What is required: Every record should be written out exactly, with the pictures left out.

Information supplied:
::::::::::

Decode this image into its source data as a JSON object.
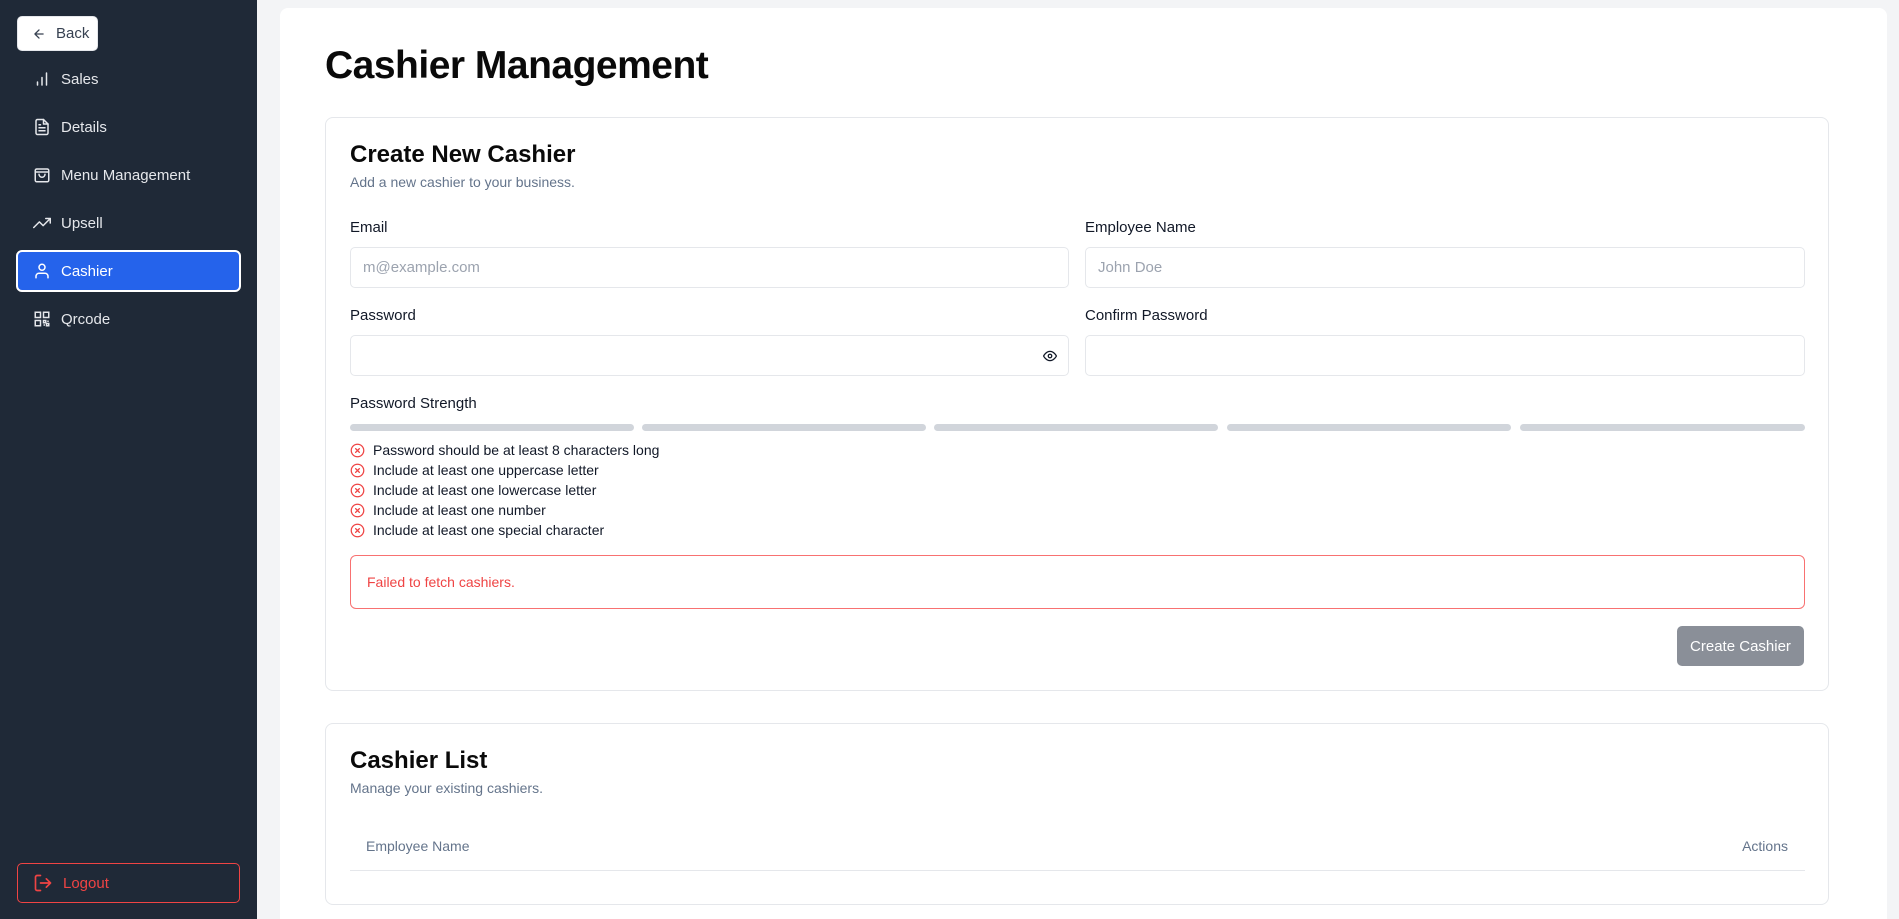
{
  "sidebar": {
    "back_label": "Back",
    "items": [
      {
        "label": "Sales",
        "icon": "bar-chart-icon"
      },
      {
        "label": "Details",
        "icon": "document-icon"
      },
      {
        "label": "Menu Management",
        "icon": "shopping-bag-icon"
      },
      {
        "label": "Upsell",
        "icon": "trending-up-icon"
      },
      {
        "label": "Cashier",
        "icon": "user-icon",
        "active": true
      },
      {
        "label": "Qrcode",
        "icon": "qrcode-icon"
      }
    ],
    "logout_label": "Logout"
  },
  "page": {
    "title": "Cashier Management"
  },
  "create_card": {
    "title": "Create New Cashier",
    "subtitle": "Add a new cashier to your business.",
    "email_label": "Email",
    "email_placeholder": "m@example.com",
    "name_label": "Employee Name",
    "name_placeholder": "John Doe",
    "password_label": "Password",
    "confirm_label": "Confirm Password",
    "strength_label": "Password Strength",
    "strength_level": 0,
    "requirements": [
      "Password should be at least 8 characters long",
      "Include at least one uppercase letter",
      "Include at least one lowercase letter",
      "Include at least one number",
      "Include at least one special character"
    ],
    "error": "Failed to fetch cashiers.",
    "submit_label": "Create Cashier"
  },
  "list_card": {
    "title": "Cashier List",
    "subtitle": "Manage your existing cashiers.",
    "columns": [
      "Employee Name",
      "Actions"
    ]
  },
  "colors": {
    "sidebar_bg": "#1f2937",
    "active": "#2563eb",
    "error": "#ef4444",
    "disabled_button": "#8a8f98"
  }
}
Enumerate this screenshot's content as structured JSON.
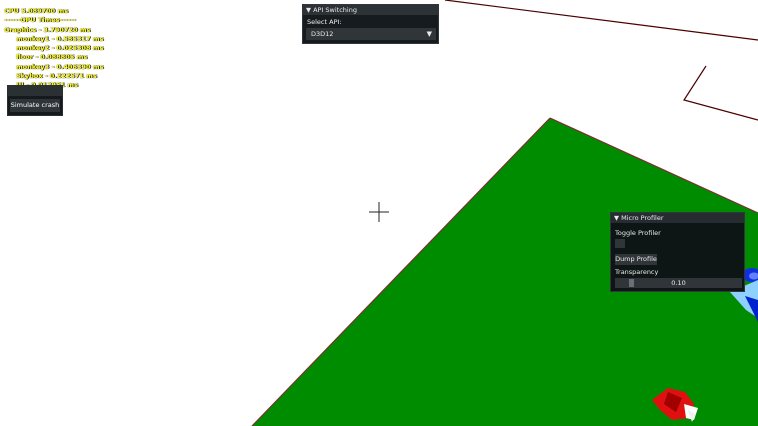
{
  "stats": {
    "cpu": "CPU 5.089700 ms",
    "gpu_header": "------GPU Times------",
    "graphics": "Graphics - 3.790720 ms",
    "items": [
      "monkey1 - 0.585317 ms",
      "monkey2 - 0.025308 ms",
      "floor - 0.088805 ms",
      "monkey3 - 0.406390 ms",
      "Skybox - 0.222571 ms",
      "UI - 0.012951 ms"
    ]
  },
  "crash": {
    "button_label": "Simulate crash"
  },
  "api_switching": {
    "title": "API Switching",
    "select_label": "Select API:",
    "selected": "D3D12"
  },
  "micro_profiler": {
    "title": "Micro Profiler",
    "toggle_label": "Toggle Profiler",
    "dump_label": "Dump Profile",
    "transparency_label": "Transparency",
    "transparency_value": "0.10"
  },
  "colors": {
    "floor": "#008c00",
    "floor_edge": "#7a3030",
    "stats_text": "#ffff22",
    "panel_bg": "#161b1e",
    "wire": "#4a0000"
  },
  "icons": {
    "crosshair": "crosshair-icon",
    "collapse": "triangle-down-icon"
  }
}
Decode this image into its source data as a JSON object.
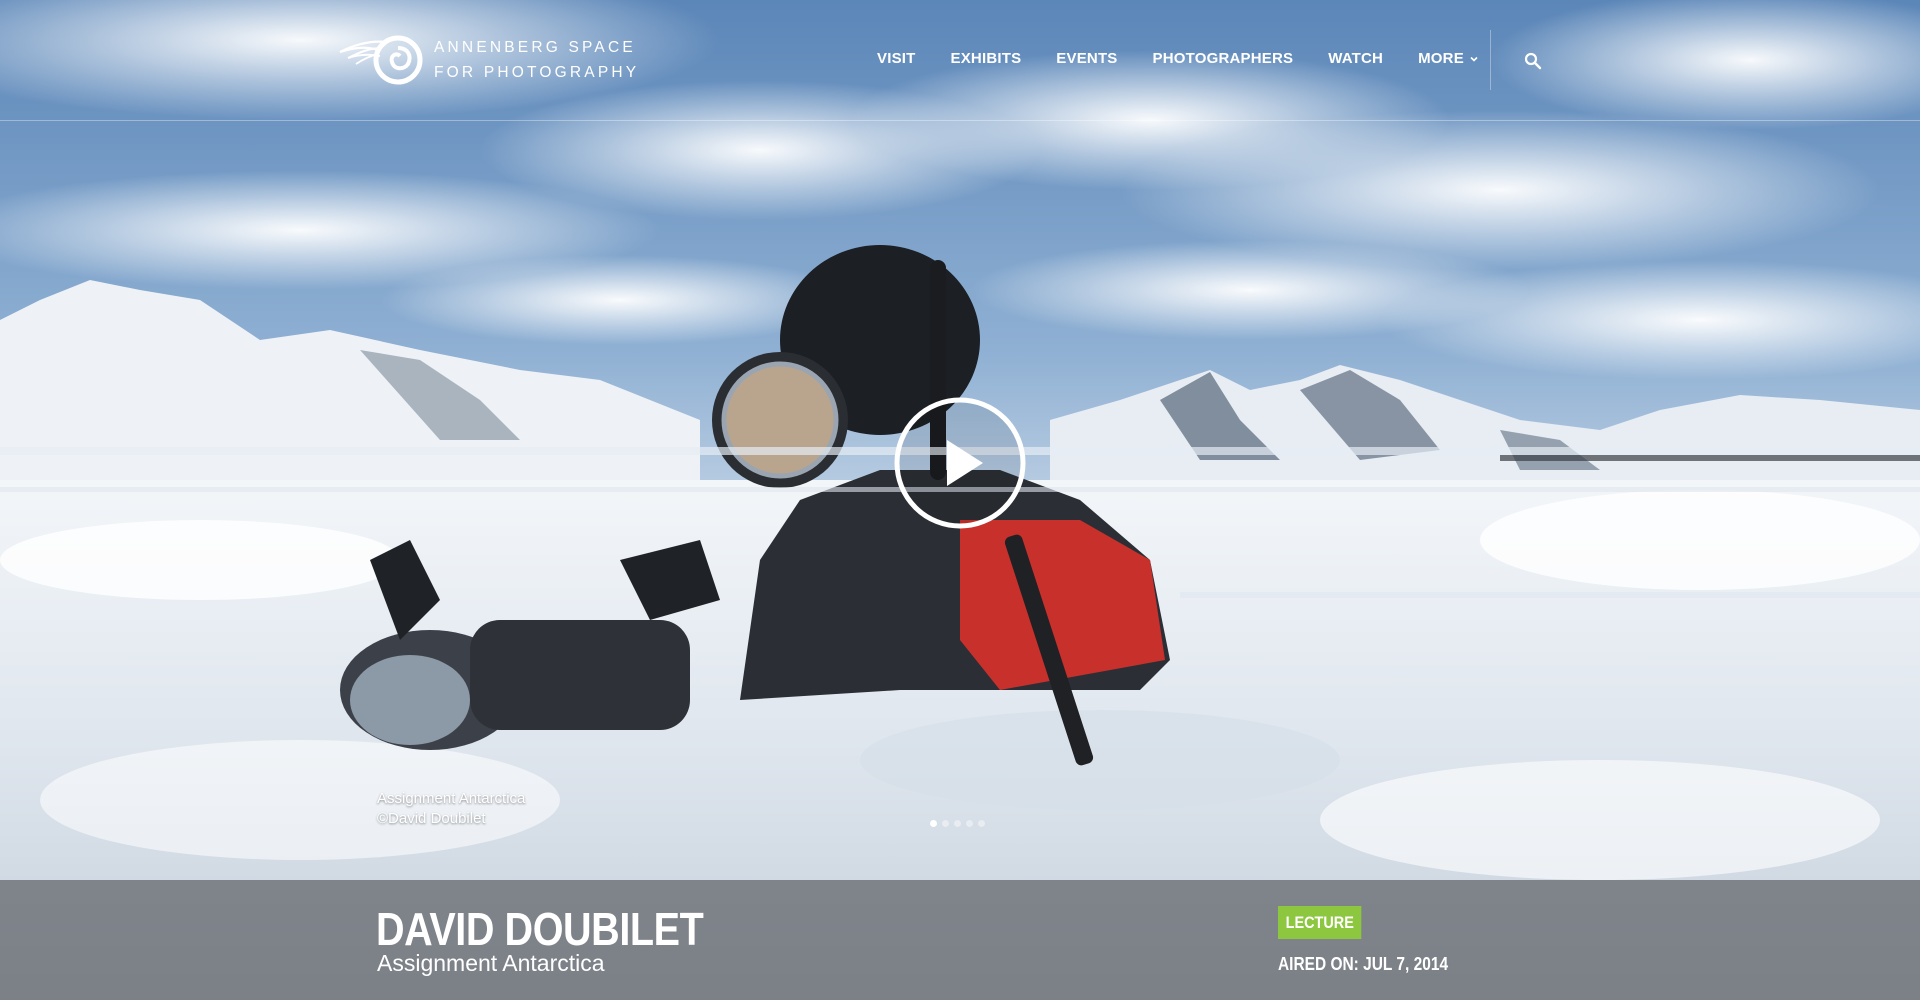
{
  "site": {
    "logo_line1": "ANNENBERG SPACE",
    "logo_line2": "FOR PHOTOGRAPHY"
  },
  "nav": {
    "items": [
      {
        "label": "VISIT"
      },
      {
        "label": "EXHIBITS"
      },
      {
        "label": "EVENTS"
      },
      {
        "label": "PHOTOGRAPHERS"
      },
      {
        "label": "WATCH"
      },
      {
        "label": "MORE"
      }
    ],
    "icons": {
      "more": "chevron-down-icon",
      "search": "search-icon"
    }
  },
  "hero": {
    "caption_title": "Assignment Antarctica",
    "caption_credit": "©David Doubilet",
    "play_icon": "play-icon",
    "slides_total": 5,
    "slide_active": 1
  },
  "event": {
    "title": "DAVID DOUBILET",
    "subtitle": "Assignment Antarctica",
    "badge": "LECTURE",
    "aired": "AIRED ON: JUL 7, 2014"
  },
  "colors": {
    "badge": "#8dc63f",
    "bar": "#5f6268"
  }
}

::::::::::

Answer to the task:
Decode this image into its source data as a JSON object.
{
  "sidebar": {
    "back_label": "Back",
    "items": [
      {
        "label": "Sales",
        "icon": "bar-chart-icon"
      },
      {
        "label": "Details",
        "icon": "document-icon"
      },
      {
        "label": "Menu Management",
        "icon": "shopping-bag-icon"
      },
      {
        "label": "Upsell",
        "icon": "trending-up-icon"
      },
      {
        "label": "Cashier",
        "icon": "user-icon",
        "active": true
      },
      {
        "label": "Qrcode",
        "icon": "qrcode-icon"
      }
    ],
    "logout_label": "Logout"
  },
  "page": {
    "title": "Cashier Management"
  },
  "create_card": {
    "title": "Create New Cashier",
    "subtitle": "Add a new cashier to your business.",
    "email_label": "Email",
    "email_placeholder": "m@example.com",
    "name_label": "Employee Name",
    "name_placeholder": "John Doe",
    "password_label": "Password",
    "confirm_label": "Confirm Password",
    "strength_label": "Password Strength",
    "strength_level": 0,
    "requirements": [
      "Password should be at least 8 characters long",
      "Include at least one uppercase letter",
      "Include at least one lowercase letter",
      "Include at least one number",
      "Include at least one special character"
    ],
    "error": "Failed to fetch cashiers.",
    "submit_label": "Create Cashier"
  },
  "list_card": {
    "title": "Cashier List",
    "subtitle": "Manage your existing cashiers.",
    "columns": [
      "Employee Name",
      "Actions"
    ]
  },
  "colors": {
    "sidebar_bg": "#1f2937",
    "active": "#2563eb",
    "error": "#ef4444",
    "disabled_button": "#8a8f98"
  }
}
Enumerate this screenshot's content as structured JSON.
{
  "stats": {
    "cpu": "CPU 5.089700 ms",
    "gpu_header": "------GPU Times------",
    "graphics": "Graphics - 3.790720 ms",
    "items": [
      "monkey1 - 0.585317 ms",
      "monkey2 - 0.025308 ms",
      "floor - 0.088805 ms",
      "monkey3 - 0.406390 ms",
      "Skybox - 0.222571 ms",
      "UI - 0.012951 ms"
    ]
  },
  "crash": {
    "button_label": "Simulate crash"
  },
  "api_switching": {
    "title": "API Switching",
    "select_label": "Select API:",
    "selected": "D3D12"
  },
  "micro_profiler": {
    "title": "Micro Profiler",
    "toggle_label": "Toggle Profiler",
    "dump_label": "Dump Profile",
    "transparency_label": "Transparency",
    "transparency_value": "0.10"
  },
  "colors": {
    "floor": "#008c00",
    "floor_edge": "#7a3030",
    "stats_text": "#ffff22",
    "panel_bg": "#161b1e",
    "wire": "#4a0000"
  },
  "icons": {
    "crosshair": "crosshair-icon",
    "collapse": "triangle-down-icon"
  }
}
Decode this image into its source data as a JSON object.
{
  "site": {
    "logo_line1": "ANNENBERG SPACE",
    "logo_line2": "FOR PHOTOGRAPHY"
  },
  "nav": {
    "items": [
      {
        "label": "VISIT"
      },
      {
        "label": "EXHIBITS"
      },
      {
        "label": "EVENTS"
      },
      {
        "label": "PHOTOGRAPHERS"
      },
      {
        "label": "WATCH"
      },
      {
        "label": "MORE"
      }
    ],
    "icons": {
      "more": "chevron-down-icon",
      "search": "search-icon"
    }
  },
  "hero": {
    "caption_title": "Assignment Antarctica",
    "caption_credit": "©David Doubilet",
    "play_icon": "play-icon",
    "slides_total": 5,
    "slide_active": 1
  },
  "event": {
    "title": "DAVID DOUBILET",
    "subtitle": "Assignment Antarctica",
    "badge": "LECTURE",
    "aired": "AIRED ON: JUL 7, 2014"
  },
  "colors": {
    "badge": "#8dc63f",
    "bar": "#5f6268"
  }
}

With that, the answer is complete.